>>>

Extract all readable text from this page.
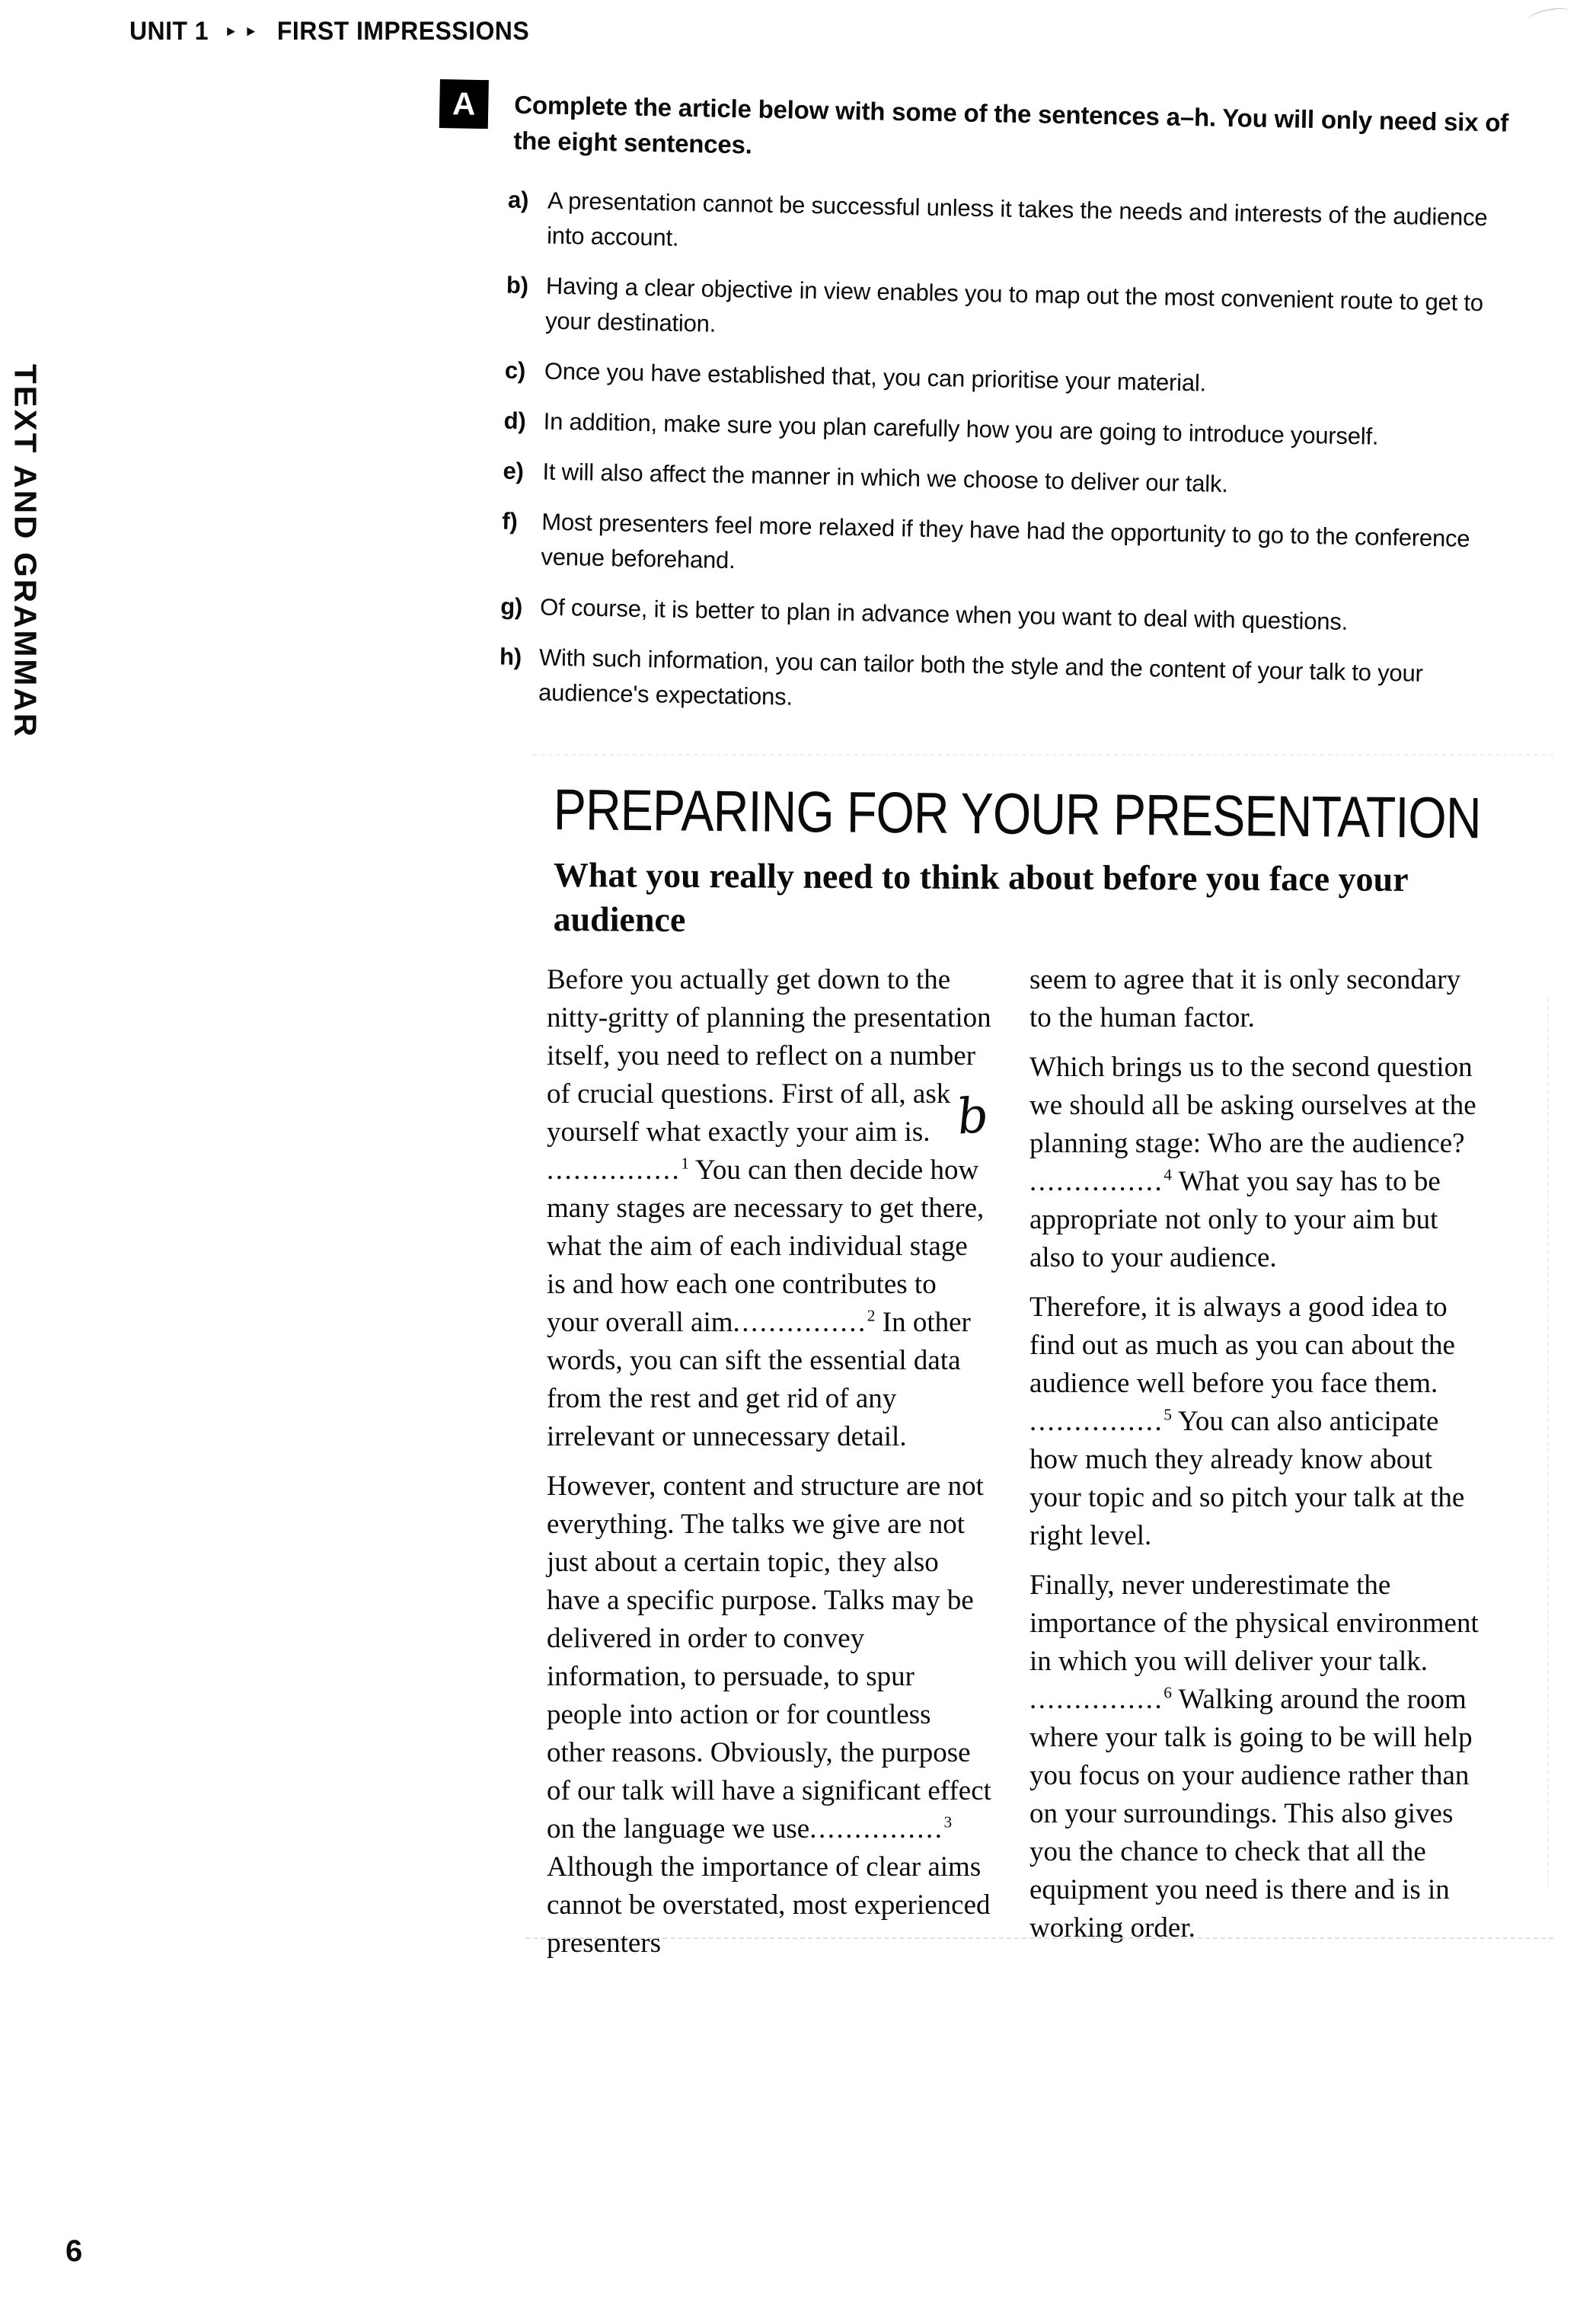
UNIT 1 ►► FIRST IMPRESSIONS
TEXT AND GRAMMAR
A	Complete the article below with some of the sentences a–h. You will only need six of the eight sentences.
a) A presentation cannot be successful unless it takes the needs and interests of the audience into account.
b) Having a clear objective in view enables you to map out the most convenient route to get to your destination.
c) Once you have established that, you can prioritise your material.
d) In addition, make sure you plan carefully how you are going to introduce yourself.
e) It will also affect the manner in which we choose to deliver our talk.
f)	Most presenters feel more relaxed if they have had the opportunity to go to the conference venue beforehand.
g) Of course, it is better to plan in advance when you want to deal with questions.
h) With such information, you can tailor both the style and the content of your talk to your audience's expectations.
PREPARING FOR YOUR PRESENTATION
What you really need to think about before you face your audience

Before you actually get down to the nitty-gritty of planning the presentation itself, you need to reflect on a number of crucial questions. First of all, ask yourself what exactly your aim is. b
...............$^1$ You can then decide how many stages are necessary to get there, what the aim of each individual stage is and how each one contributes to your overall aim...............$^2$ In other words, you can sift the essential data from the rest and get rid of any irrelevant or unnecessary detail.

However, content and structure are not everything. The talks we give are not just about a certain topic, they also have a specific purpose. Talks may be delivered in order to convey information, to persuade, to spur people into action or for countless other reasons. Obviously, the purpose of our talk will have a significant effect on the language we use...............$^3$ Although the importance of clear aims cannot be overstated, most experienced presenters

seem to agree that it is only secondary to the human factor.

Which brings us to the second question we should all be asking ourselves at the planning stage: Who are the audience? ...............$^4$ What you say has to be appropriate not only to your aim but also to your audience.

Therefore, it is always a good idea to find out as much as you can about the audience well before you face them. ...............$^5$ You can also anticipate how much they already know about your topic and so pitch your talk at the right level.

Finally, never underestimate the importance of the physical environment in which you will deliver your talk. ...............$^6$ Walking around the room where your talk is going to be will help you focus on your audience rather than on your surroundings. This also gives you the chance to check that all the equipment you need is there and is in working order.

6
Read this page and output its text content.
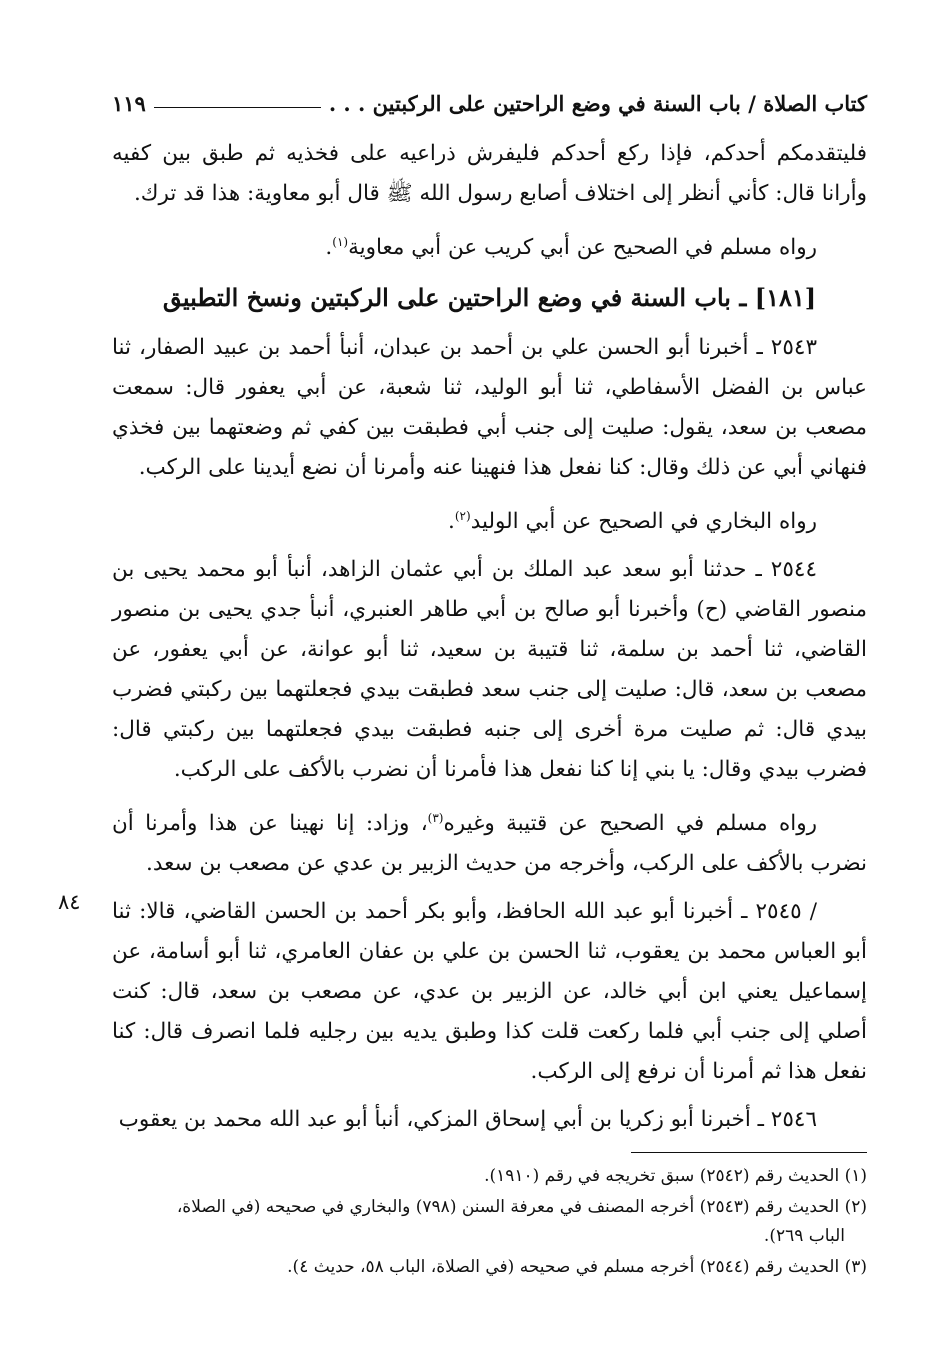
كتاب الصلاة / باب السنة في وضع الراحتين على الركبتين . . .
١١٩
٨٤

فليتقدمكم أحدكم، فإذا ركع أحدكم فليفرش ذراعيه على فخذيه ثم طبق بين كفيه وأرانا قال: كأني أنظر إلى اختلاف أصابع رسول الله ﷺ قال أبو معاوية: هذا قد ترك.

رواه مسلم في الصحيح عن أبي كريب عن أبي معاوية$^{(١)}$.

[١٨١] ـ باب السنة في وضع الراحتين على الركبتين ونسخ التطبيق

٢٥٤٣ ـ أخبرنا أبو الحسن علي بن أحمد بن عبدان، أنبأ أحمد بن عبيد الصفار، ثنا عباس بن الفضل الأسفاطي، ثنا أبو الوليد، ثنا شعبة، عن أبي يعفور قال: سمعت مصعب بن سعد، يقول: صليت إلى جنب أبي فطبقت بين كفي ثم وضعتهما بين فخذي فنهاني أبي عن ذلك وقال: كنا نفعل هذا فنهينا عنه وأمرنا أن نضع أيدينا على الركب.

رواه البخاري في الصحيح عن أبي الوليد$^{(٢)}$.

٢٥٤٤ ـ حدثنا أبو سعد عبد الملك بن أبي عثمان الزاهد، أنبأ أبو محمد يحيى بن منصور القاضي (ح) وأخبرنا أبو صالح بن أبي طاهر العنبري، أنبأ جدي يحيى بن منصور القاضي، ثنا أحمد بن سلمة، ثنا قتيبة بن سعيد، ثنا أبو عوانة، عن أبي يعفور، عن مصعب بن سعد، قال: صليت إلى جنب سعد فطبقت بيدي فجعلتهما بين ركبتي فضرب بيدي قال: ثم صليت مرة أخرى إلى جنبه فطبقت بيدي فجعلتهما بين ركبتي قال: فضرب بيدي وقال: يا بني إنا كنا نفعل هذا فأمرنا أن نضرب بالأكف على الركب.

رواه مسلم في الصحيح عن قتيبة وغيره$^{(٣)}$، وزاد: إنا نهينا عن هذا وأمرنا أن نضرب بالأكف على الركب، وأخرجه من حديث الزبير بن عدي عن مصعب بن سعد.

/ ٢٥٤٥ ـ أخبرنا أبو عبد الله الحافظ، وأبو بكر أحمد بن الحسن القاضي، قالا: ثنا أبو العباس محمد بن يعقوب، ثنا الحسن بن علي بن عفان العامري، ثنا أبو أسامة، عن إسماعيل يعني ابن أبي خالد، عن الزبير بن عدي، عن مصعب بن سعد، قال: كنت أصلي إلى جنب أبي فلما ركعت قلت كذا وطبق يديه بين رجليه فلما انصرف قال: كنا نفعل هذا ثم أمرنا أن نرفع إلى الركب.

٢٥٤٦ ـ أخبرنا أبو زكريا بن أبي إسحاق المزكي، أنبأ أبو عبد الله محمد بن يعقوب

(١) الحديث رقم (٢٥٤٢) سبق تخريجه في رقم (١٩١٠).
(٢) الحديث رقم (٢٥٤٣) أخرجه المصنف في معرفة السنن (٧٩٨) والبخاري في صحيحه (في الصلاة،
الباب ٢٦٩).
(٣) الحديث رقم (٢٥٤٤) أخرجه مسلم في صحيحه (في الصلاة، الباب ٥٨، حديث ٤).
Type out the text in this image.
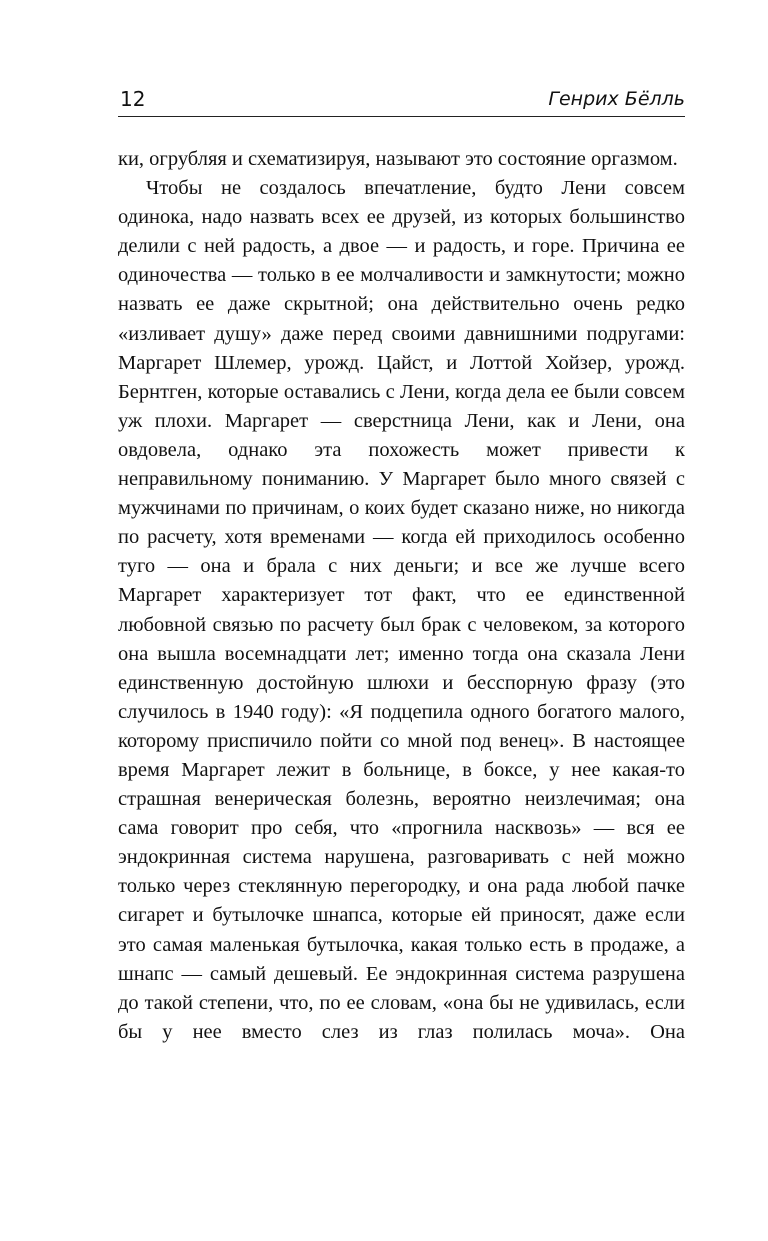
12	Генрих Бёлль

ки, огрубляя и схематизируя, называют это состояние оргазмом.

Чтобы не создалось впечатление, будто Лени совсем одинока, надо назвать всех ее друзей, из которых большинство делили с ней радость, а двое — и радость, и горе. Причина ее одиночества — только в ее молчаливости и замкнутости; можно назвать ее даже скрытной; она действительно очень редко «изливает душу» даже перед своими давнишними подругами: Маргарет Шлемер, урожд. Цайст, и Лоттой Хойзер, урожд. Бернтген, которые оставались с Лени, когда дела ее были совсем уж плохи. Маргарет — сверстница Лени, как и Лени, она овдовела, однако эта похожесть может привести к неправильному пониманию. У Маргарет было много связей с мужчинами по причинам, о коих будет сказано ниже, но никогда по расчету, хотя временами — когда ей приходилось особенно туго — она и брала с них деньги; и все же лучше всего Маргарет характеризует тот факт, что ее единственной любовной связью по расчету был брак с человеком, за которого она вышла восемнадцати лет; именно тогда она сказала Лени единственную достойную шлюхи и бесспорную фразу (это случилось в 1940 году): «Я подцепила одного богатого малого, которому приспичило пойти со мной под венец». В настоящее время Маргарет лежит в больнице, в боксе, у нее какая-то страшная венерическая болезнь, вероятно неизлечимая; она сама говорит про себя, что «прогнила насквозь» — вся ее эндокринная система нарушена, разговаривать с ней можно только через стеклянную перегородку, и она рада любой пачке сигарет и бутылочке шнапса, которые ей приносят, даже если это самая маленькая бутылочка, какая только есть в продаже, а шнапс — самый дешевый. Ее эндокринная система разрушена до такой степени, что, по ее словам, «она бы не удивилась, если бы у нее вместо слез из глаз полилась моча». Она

<<<

Aim: Your task is to copy the entries in full and exactly, without any images.

Complete output:
Extract all readable text from this page.
UNIT 1 ►► FIRST IMPRESSIONS
TEXT AND GRAMMAR
A	Complete the article below with some of the sentences a–h. You will only need six of the eight sentences.
a) A presentation cannot be successful unless it takes the needs and interests of the audience into account.
b) Having a clear objective in view enables you to map out the most convenient route to get to your destination.
c) Once you have established that, you can prioritise your material.
d) In addition, make sure you plan carefully how you are going to introduce yourself.
e) It will also affect the manner in which we choose to deliver our talk.
f)	Most presenters feel more relaxed if they have had the opportunity to go to the conference venue beforehand.
g) Of course, it is better to plan in advance when you want to deal with questions.
h) With such information, you can tailor both the style and the content of your talk to your audience's expectations.
PREPARING FOR YOUR PRESENTATION
What you really need to think about before you face your audience

Before you actually get down to the nitty-gritty of planning the presentation itself, you need to reflect on a number of crucial questions. First of all, ask yourself what exactly your aim is. b
...............$^1$ You can then decide how many stages are necessary to get there, what the aim of each individual stage is and how each one contributes to your overall aim...............$^2$ In other words, you can sift the essential data from the rest and get rid of any irrelevant or unnecessary detail.

However, content and structure are not everything. The talks we give are not just about a certain topic, they also have a specific purpose. Talks may be delivered in order to convey information, to persuade, to spur people into action or for countless other reasons. Obviously, the purpose of our talk will have a significant effect on the language we use...............$^3$ Although the importance of clear aims cannot be overstated, most experienced presenters

seem to agree that it is only secondary to the human factor.

Which brings us to the second question we should all be asking ourselves at the planning stage: Who are the audience? ...............$^4$ What you say has to be appropriate not only to your aim but also to your audience.

Therefore, it is always a good idea to find out as much as you can about the audience well before you face them. ...............$^5$ You can also anticipate how much they already know about your topic and so pitch your talk at the right level.

Finally, never underestimate the importance of the physical environment in which you will deliver your talk. ...............$^6$ Walking around the room where your talk is going to be will help you focus on your audience rather than on your surroundings. This also gives you the chance to check that all the equipment you need is there and is in working order.

6
Read this page and output its text content.
كتاب الصلاة / باب السنة في وضع الراحتين على الركبتين . . .
١١٩
٨٤

فليتقدمكم أحدكم، فإذا ركع أحدكم فليفرش ذراعيه على فخذيه ثم طبق بين كفيه وأرانا قال: كأني أنظر إلى اختلاف أصابع رسول الله ﷺ قال أبو معاوية: هذا قد ترك.

رواه مسلم في الصحيح عن أبي كريب عن أبي معاوية$^{(١)}$.

[١٨١] ـ باب السنة في وضع الراحتين على الركبتين ونسخ التطبيق

٢٥٤٣ ـ أخبرنا أبو الحسن علي بن أحمد بن عبدان، أنبأ أحمد بن عبيد الصفار، ثنا عباس بن الفضل الأسفاطي، ثنا أبو الوليد، ثنا شعبة، عن أبي يعفور قال: سمعت مصعب بن سعد، يقول: صليت إلى جنب أبي فطبقت بين كفي ثم وضعتهما بين فخذي فنهاني أبي عن ذلك وقال: كنا نفعل هذا فنهينا عنه وأمرنا أن نضع أيدينا على الركب.

رواه البخاري في الصحيح عن أبي الوليد$^{(٢)}$.

٢٥٤٤ ـ حدثنا أبو سعد عبد الملك بن أبي عثمان الزاهد، أنبأ أبو محمد يحيى بن منصور القاضي (ح) وأخبرنا أبو صالح بن أبي طاهر العنبري، أنبأ جدي يحيى بن منصور القاضي، ثنا أحمد بن سلمة، ثنا قتيبة بن سعيد، ثنا أبو عوانة، عن أبي يعفور، عن مصعب بن سعد، قال: صليت إلى جنب سعد فطبقت بيدي فجعلتهما بين ركبتي فضرب بيدي قال: ثم صليت مرة أخرى إلى جنبه فطبقت بيدي فجعلتهما بين ركبتي قال: فضرب بيدي وقال: يا بني إنا كنا نفعل هذا فأمرنا أن نضرب بالأكف على الركب.

رواه مسلم في الصحيح عن قتيبة وغيره$^{(٣)}$، وزاد: إنا نهينا عن هذا وأمرنا أن نضرب بالأكف على الركب، وأخرجه من حديث الزبير بن عدي عن مصعب بن سعد.

/ ٢٥٤٥ ـ أخبرنا أبو عبد الله الحافظ، وأبو بكر أحمد بن الحسن القاضي، قالا: ثنا أبو العباس محمد بن يعقوب، ثنا الحسن بن علي بن عفان العامري، ثنا أبو أسامة، عن إسماعيل يعني ابن أبي خالد، عن الزبير بن عدي، عن مصعب بن سعد، قال: كنت أصلي إلى جنب أبي فلما ركعت قلت كذا وطبق يديه بين رجليه فلما انصرف قال: كنا نفعل هذا ثم أمرنا أن نرفع إلى الركب.

٢٥٤٦ ـ أخبرنا أبو زكريا بن أبي إسحاق المزكي، أنبأ أبو عبد الله محمد بن يعقوب

(١) الحديث رقم (٢٥٤٢) سبق تخريجه في رقم (١٩١٠).
(٢) الحديث رقم (٢٥٤٣) أخرجه المصنف في معرفة السنن (٧٩٨) والبخاري في صحيحه (في الصلاة،
الباب ٢٦٩).
(٣) الحديث رقم (٢٥٤٤) أخرجه مسلم في صحيحه (في الصلاة، الباب ٥٨، حديث ٤).
Type out the text in this image.
12	Генрих Бёлль

ки, огрубляя и схематизируя, называют это состояние оргазмом.

Чтобы не создалось впечатление, будто Лени совсем одинока, надо назвать всех ее друзей, из которых большинство делили с ней радость, а двое — и радость, и горе. Причина ее одиночества — только в ее молчаливости и замкнутости; можно назвать ее даже скрытной; она действительно очень редко «изливает душу» даже перед своими давнишними подругами: Маргарет Шлемер, урожд. Цайст, и Лоттой Хойзер, урожд. Бернтген, которые оставались с Лени, когда дела ее были совсем уж плохи. Маргарет — сверстница Лени, как и Лени, она овдовела, однако эта похожесть может привести к неправильному пониманию. У Маргарет было много связей с мужчинами по причинам, о коих будет сказано ниже, но никогда по расчету, хотя временами — когда ей приходилось особенно туго — она и брала с них деньги; и все же лучше всего Маргарет характеризует тот факт, что ее единственной любовной связью по расчету был брак с человеком, за которого она вышла восемнадцати лет; именно тогда она сказала Лени единственную достойную шлюхи и бесспорную фразу (это случилось в 1940 году): «Я подцепила одного богатого малого, которому приспичило пойти со мной под венец». В настоящее время Маргарет лежит в больнице, в боксе, у нее какая-то страшная венерическая болезнь, вероятно неизлечимая; она сама говорит про себя, что «прогнила насквозь» — вся ее эндокринная система нарушена, разговаривать с ней можно только через стеклянную перегородку, и она рада любой пачке сигарет и бутылочке шнапса, которые ей приносят, даже если это самая маленькая бутылочка, какая только есть в продаже, а шнапс — самый дешевый. Ее эндокринная система разрушена до такой степени, что, по ее словам, «она бы не удивилась, если бы у нее вместо слез из глаз полилась моча». Она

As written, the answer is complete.